Retype exactly the line holding "What's the underlying" and each line that follows, down to the last one. Exclude pictures.
* * * * *
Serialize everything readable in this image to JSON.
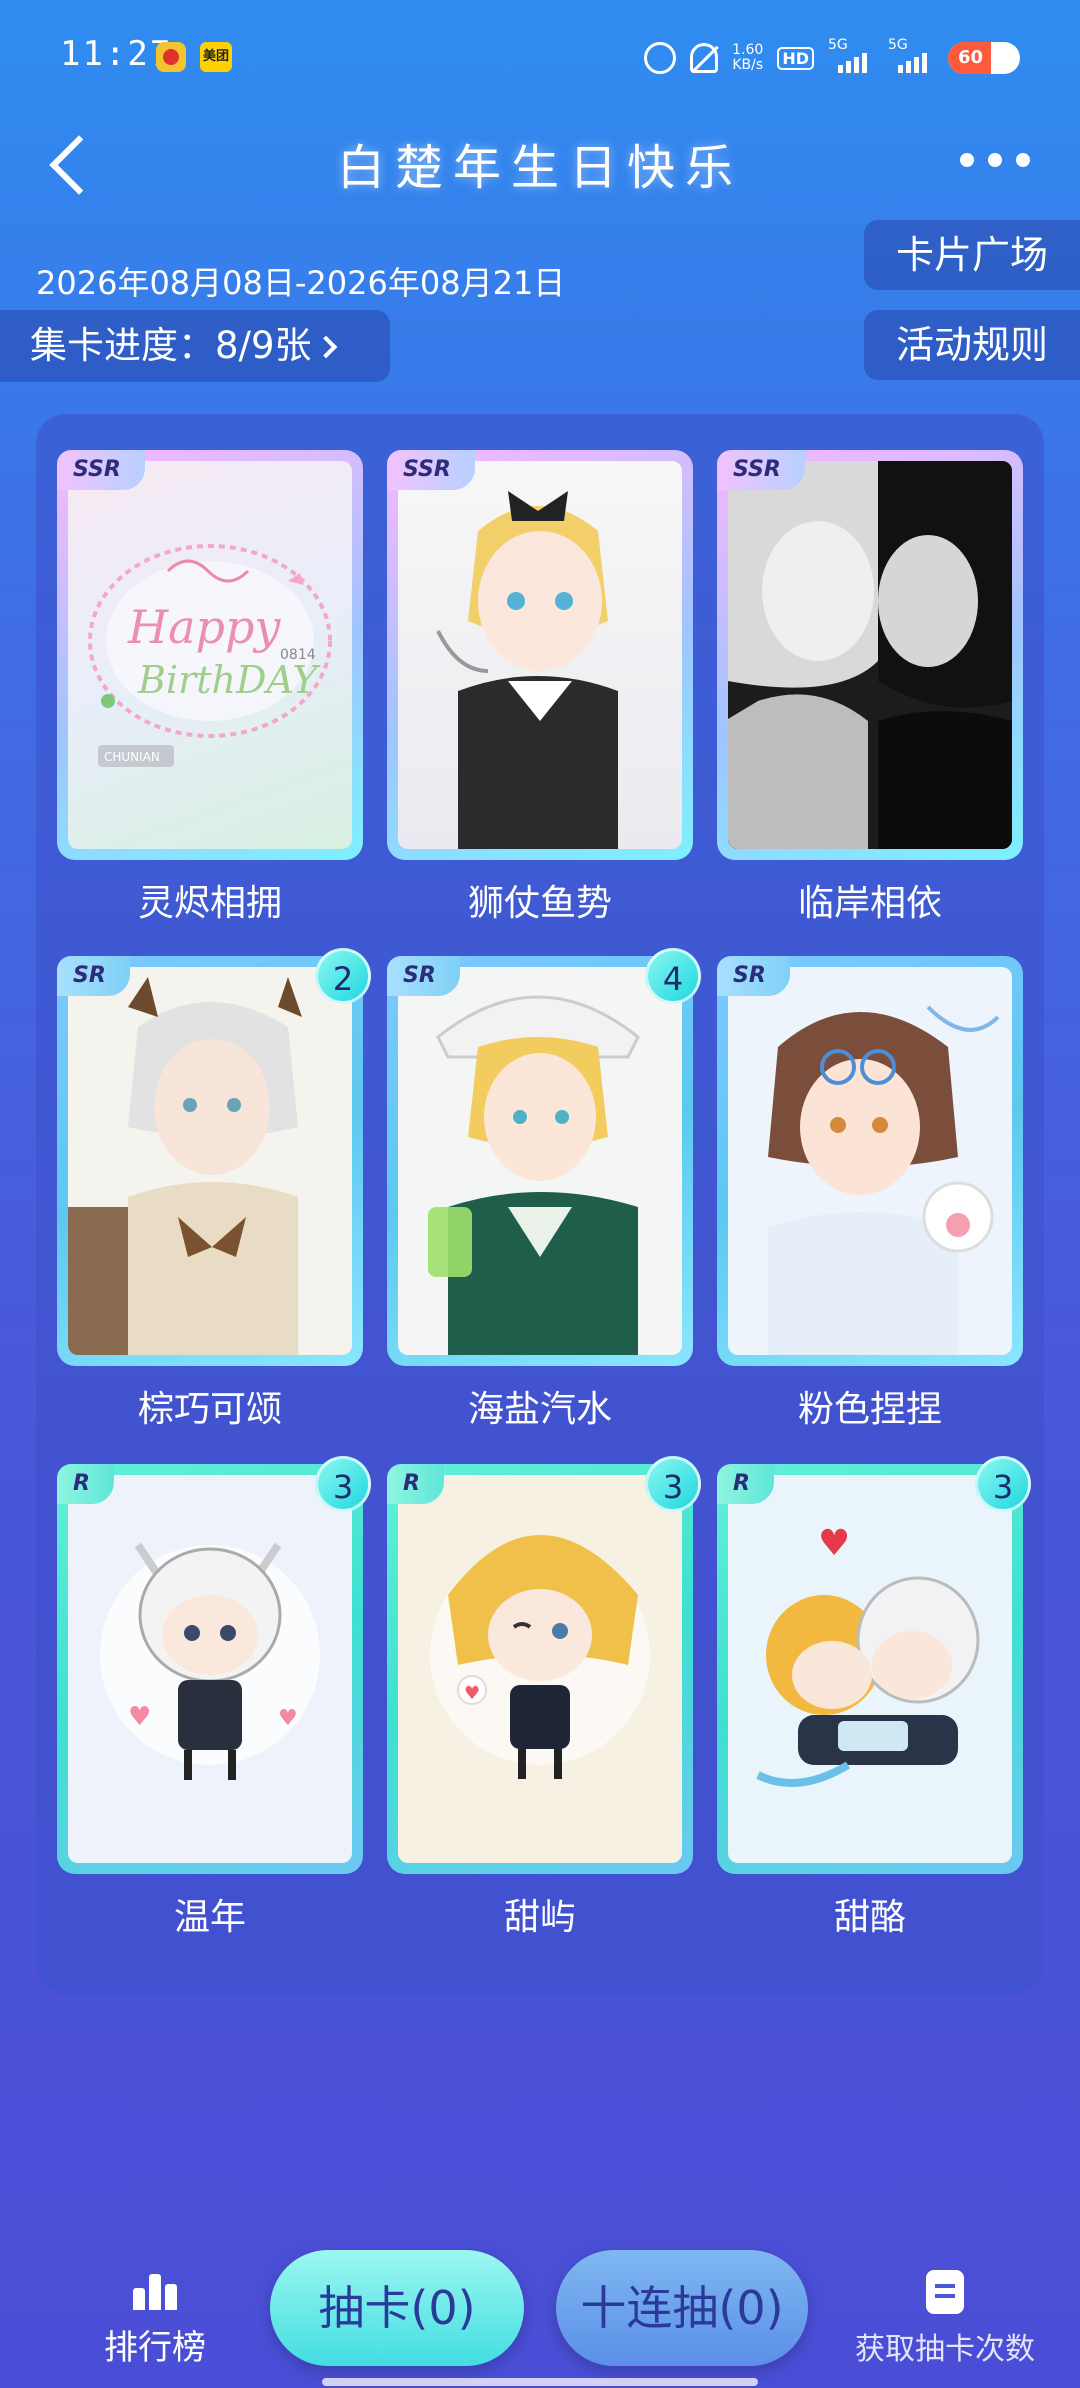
{
  "status_bar": {
    "time": "11:27",
    "net_speed_top": "1.60",
    "net_speed_unit": "KB/s",
    "hd_label": "HD",
    "signal_1": "5G",
    "signal_2": "5G",
    "battery": "60",
    "battery_level_percent": 60,
    "meituan_label": "美团"
  },
  "header": {
    "title": "白楚年生日快乐"
  },
  "event": {
    "date_range": "2026年08月08日-2026年08月21日",
    "progress_label": "集卡进度：8/9张",
    "card_square_label": "卡片广场",
    "rules_label": "活动规则"
  },
  "cards": [
    {
      "rarity": "SSR",
      "name": "灵烬相拥",
      "count": ""
    },
    {
      "rarity": "SSR",
      "name": "狮仗鱼势",
      "count": ""
    },
    {
      "rarity": "SSR",
      "name": "临岸相依",
      "count": ""
    },
    {
      "rarity": "SR",
      "name": "棕巧可颂",
      "count": "2"
    },
    {
      "rarity": "SR",
      "name": "海盐汽水",
      "count": "4"
    },
    {
      "rarity": "SR",
      "name": "粉色捏捏",
      "count": ""
    },
    {
      "rarity": "R",
      "name": "温年",
      "count": "3"
    },
    {
      "rarity": "R",
      "name": "甜屿",
      "count": "3"
    },
    {
      "rarity": "R",
      "name": "甜酪",
      "count": "3"
    }
  ],
  "card_art_texts": {
    "happy": "Happy",
    "birthday": "BirthDAY",
    "number": "0814",
    "chunian": "CHUNIAN"
  },
  "bottom": {
    "rank_label": "排行榜",
    "draw_label": "抽卡(0)",
    "ten_draw_label": "十连抽(0)",
    "record_label": "获取抽卡次数"
  },
  "colors": {
    "ssr_frame": "#f0a0e8",
    "sr_frame": "#5cc8f0",
    "r_frame": "#3de0d0",
    "button_cyan": "#43dde2"
  }
}
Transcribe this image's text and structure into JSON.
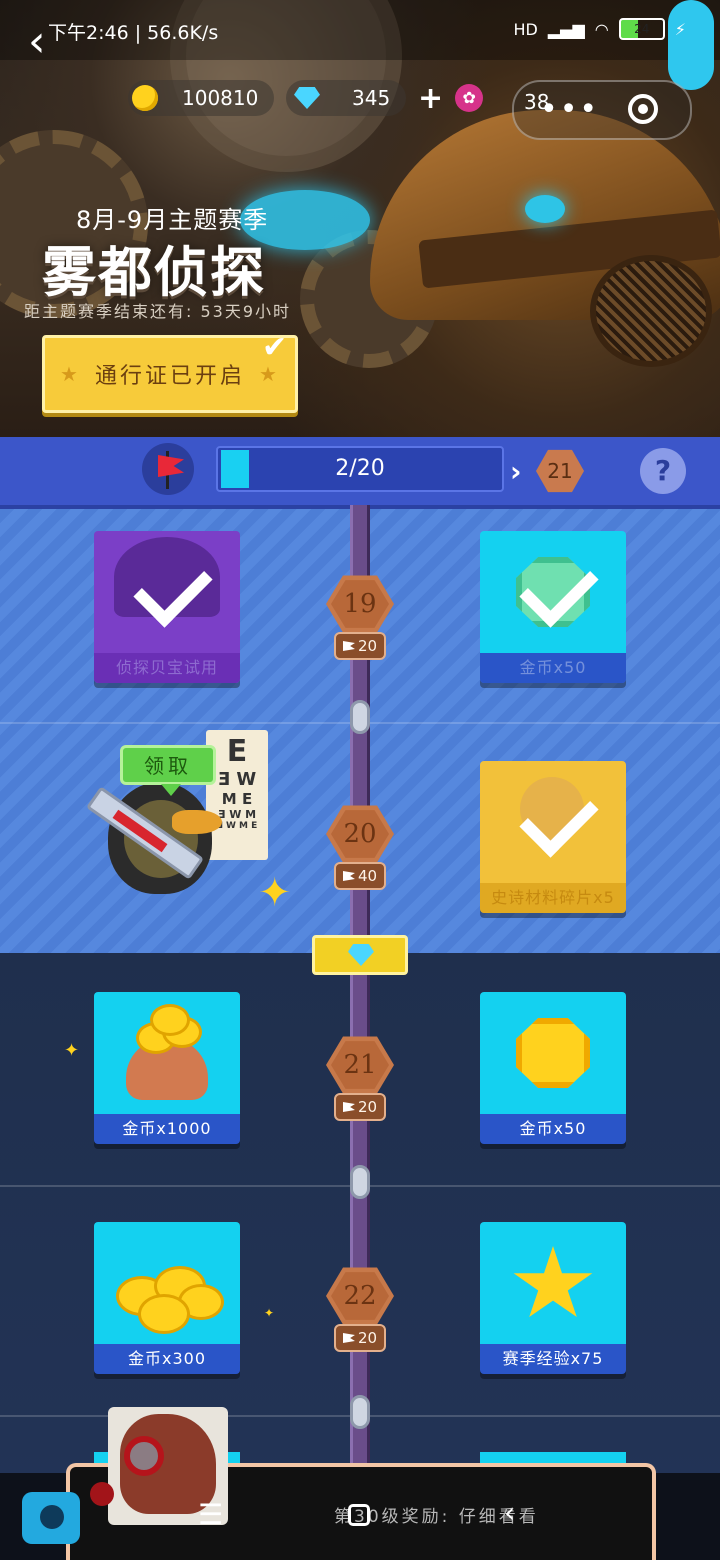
{
  "status_bar": {
    "time_speed": "下午2:46 | 56.6K/s",
    "signal": "HD",
    "battery": "24"
  },
  "currency": {
    "coins": "100810",
    "gems": "345",
    "tickets": "38"
  },
  "season": {
    "subtitle": "8月-9月主题赛季",
    "title": "雾都侦探",
    "remaining": "距主题赛季结束还有: 53天9小时",
    "pass_button": "通行证已开启"
  },
  "progress": {
    "text": "2/20",
    "fraction": 0.1,
    "next_level": "21"
  },
  "levels": [
    {
      "level": "19",
      "req": "20",
      "left_label": "侦探贝宝试用",
      "right_label": "金币x50",
      "claimed": true
    },
    {
      "level": "20",
      "req": "40",
      "left_label": "",
      "right_label": "史诗材料碎片x5",
      "claimed": true
    },
    {
      "level": "21",
      "req": "20",
      "left_label": "金币x1000",
      "right_label": "金币x50",
      "claimed": false
    },
    {
      "level": "22",
      "req": "20",
      "left_label": "金币x300",
      "right_label": "赛季经验x75",
      "claimed": false
    }
  ],
  "claim_button": "领取",
  "eye_chart": [
    "E",
    "Ǝ W",
    "M E",
    "Ǝ W M",
    "Ǝ W M E"
  ],
  "bottom": {
    "next_reward_text": "第30级奖励: 仔细看看"
  },
  "icons": {
    "back": "back-arrow-icon",
    "coin": "coin-icon",
    "gem": "gem-icon",
    "lotus": "lotus-icon",
    "menu": "more-dots-icon",
    "target": "target-icon",
    "help": "question-icon"
  },
  "colors": {
    "progress_bg": "#3c56c9",
    "progress_fill": "#19d0f2",
    "claimed_row": "#4d7ed6",
    "open_row": "#1f2f4d",
    "level_hex": "#c7794a",
    "pass_button": "#f7cb3a"
  }
}
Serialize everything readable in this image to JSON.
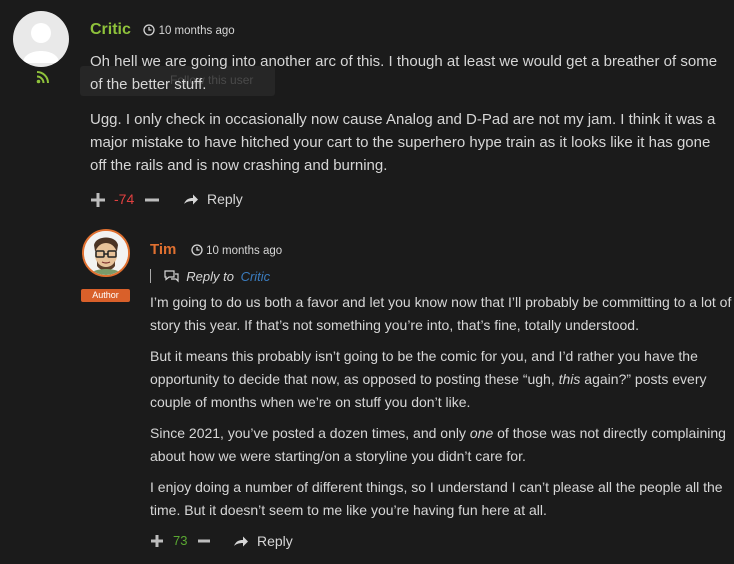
{
  "comment": {
    "author": "Critic",
    "time": "10 months ago",
    "tooltip": "Follow this user",
    "paragraphs": [
      "Oh hell we are going into another arc of this. I though at least we would get a breather of some of the better stuff.",
      "Ugg. I only check in occasionally now cause Analog and D-Pad are not my jam. I think it was a major mistake to have hitched your cart to the superhero hype train as it looks like it has gone off the rails and is now crashing and burning."
    ],
    "score": "-74",
    "reply_label": "Reply"
  },
  "reply": {
    "author": "Tim",
    "badge": "Author",
    "time": "10 months ago",
    "reply_to_prefix": "Reply to",
    "reply_to_name": "Critic",
    "p1": "I’m going to do us both a favor and let you know now that I’ll probably be committing to a lot of story this year. If that’s not something you’re into, that’s fine, totally understood.",
    "p2a": "But it means this probably isn’t going to be the comic for you, and I’d rather you have the opportunity to decide that now, as opposed to posting these “ugh, ",
    "p2em": "this",
    "p2b": " again?” posts every couple of months when we’re on stuff you don’t like.",
    "p3a": "Since 2021, you’ve posted a dozen times, and only ",
    "p3em": "one",
    "p3b": " of those was not directly complaining about how we were starting/on a storyline you didn’t care for.",
    "p4": "I enjoy doing a number of different things, so I understand I can’t please all the people all the time. But it doesn’t seem to me like you’re having fun here at all.",
    "score": "73",
    "reply_label": "Reply"
  },
  "colors": {
    "critic_name": "#8fc23b",
    "tim_name": "#e07030",
    "negative": "#e04040",
    "positive": "#5aa832",
    "link": "#3a7bbd"
  }
}
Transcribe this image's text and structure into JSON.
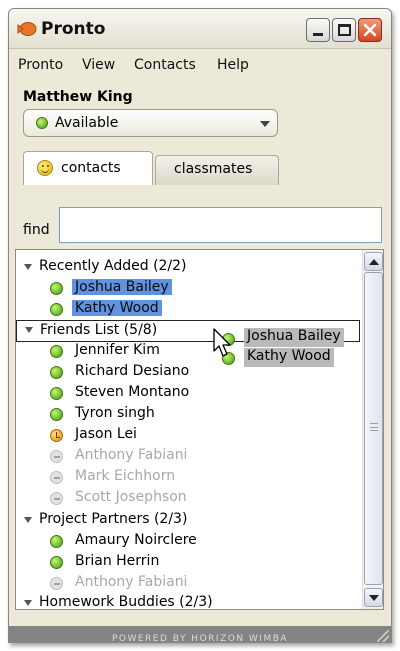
{
  "window": {
    "title": "Pronto",
    "controls": {
      "minimize": "minimize-button",
      "maximize": "maximize-button",
      "close": "close-button"
    }
  },
  "menu": [
    "Pronto",
    "View",
    "Contacts",
    "Help"
  ],
  "user": {
    "name": "Matthew King"
  },
  "status": {
    "value": "Available",
    "color": "#4caf1a"
  },
  "tabs": [
    {
      "label": "contacts",
      "active": true,
      "icon": "smiley-icon"
    },
    {
      "label": "classmates",
      "active": false
    }
  ],
  "find": {
    "label": "find",
    "value": ""
  },
  "groups": [
    {
      "label": "Recently Added  (2/2)",
      "contacts": [
        {
          "name": "Joshua Bailey",
          "status": "online",
          "selected": true
        },
        {
          "name": "Kathy Wood",
          "status": "online",
          "selected": true
        }
      ]
    },
    {
      "label": "Friends List  (5/8)",
      "drop_target": true,
      "contacts": [
        {
          "name": "Jennifer Kim",
          "status": "online"
        },
        {
          "name": "Richard Desiano",
          "status": "online"
        },
        {
          "name": "Steven Montano",
          "status": "online"
        },
        {
          "name": "Tyron singh",
          "status": "online"
        },
        {
          "name": "Jason Lei",
          "status": "away"
        },
        {
          "name": "Anthony Fabiani",
          "status": "offline"
        },
        {
          "name": "Mark Eichhorn",
          "status": "offline"
        },
        {
          "name": "Scott Josephson",
          "status": "offline"
        }
      ]
    },
    {
      "label": "Project Partners  (2/3)",
      "contacts": [
        {
          "name": "Amaury Noirclere",
          "status": "online"
        },
        {
          "name": "Brian Herrin",
          "status": "online"
        },
        {
          "name": "Anthony Fabiani",
          "status": "offline"
        }
      ]
    },
    {
      "label": "Homework Buddies  (2/3)",
      "contacts": []
    }
  ],
  "drag": {
    "items": [
      "Joshua Bailey",
      "Kathy Wood"
    ]
  },
  "footer": "POWERED BY HORIZON WIMBA",
  "colors": {
    "online": "#3f9a0c",
    "away": "#e08a0b",
    "offline": "#bdbdbd",
    "selection": "#5f93df"
  }
}
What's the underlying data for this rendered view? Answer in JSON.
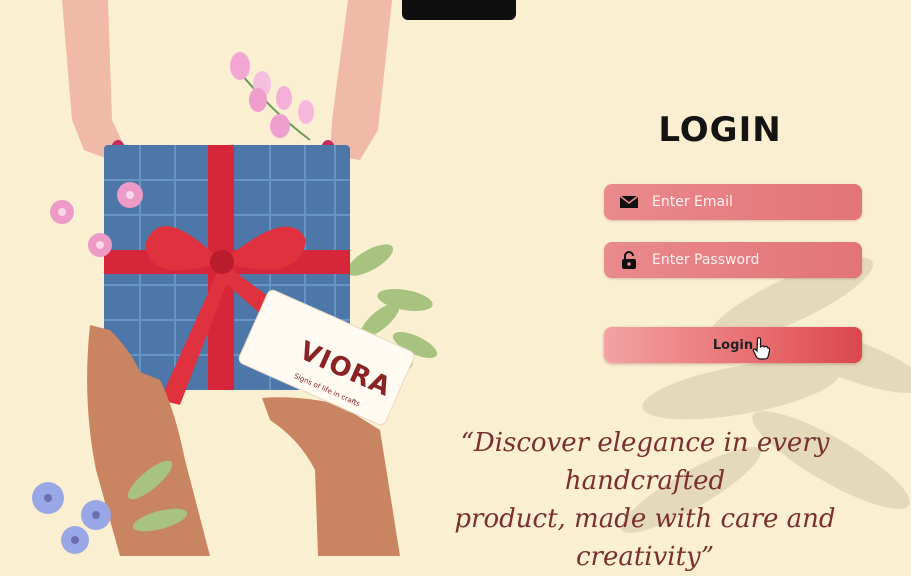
{
  "login": {
    "title": "LOGIN",
    "email_placeholder": "Enter Email",
    "password_placeholder": "Enter Password",
    "button_label": "Login"
  },
  "brand": {
    "name": "VIORA",
    "tagline": "Signs of life in crafts"
  },
  "quote": {
    "line1": "“Discover elegance in every handcrafted",
    "line2": "product, made with care and creativity”"
  },
  "colors": {
    "background": "#fbefd2",
    "field": "#e27478",
    "quote": "#7a2f30",
    "gift_box": "#4d77a8",
    "ribbon": "#d7263a"
  },
  "icons": {
    "email": "envelope-icon",
    "password": "lock-icon",
    "cursor": "hand-pointer-icon"
  }
}
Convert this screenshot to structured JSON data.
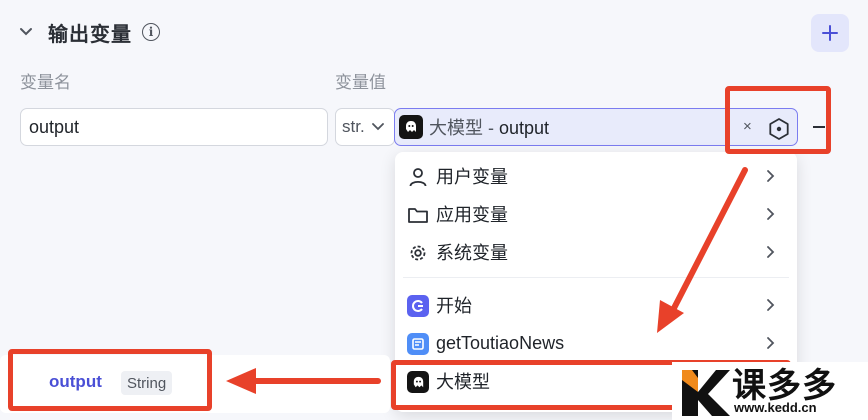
* * * * *
Completed exercise
What's the underlying data for this rendered view? Answer in JSON.
{
  "login": {
    "title": "LOGIN",
    "email_placeholder": "Enter Email",
    "password_placeholder": "Enter Password",
    "button_label": "Login"
  },
  "brand": {
    "name": "VIORA",
    "tagline": "Signs of life in crafts"
  },
  "quote": {
    "line1": "“Discover elegance in every handcrafted",
    "line2": "product, made with care and creativity”"
  },
  "colors": {
    "background": "#fbefd2",
    "field": "#e27478",
    "quote": "#7a2f30",
    "gift_box": "#4d77a8",
    "ribbon": "#d7263a"
  },
  "icons": {
    "email": "envelope-icon",
    "password": "lock-icon",
    "cursor": "hand-pointer-icon"
  }
}
Convert this screenshot to structured JSON data.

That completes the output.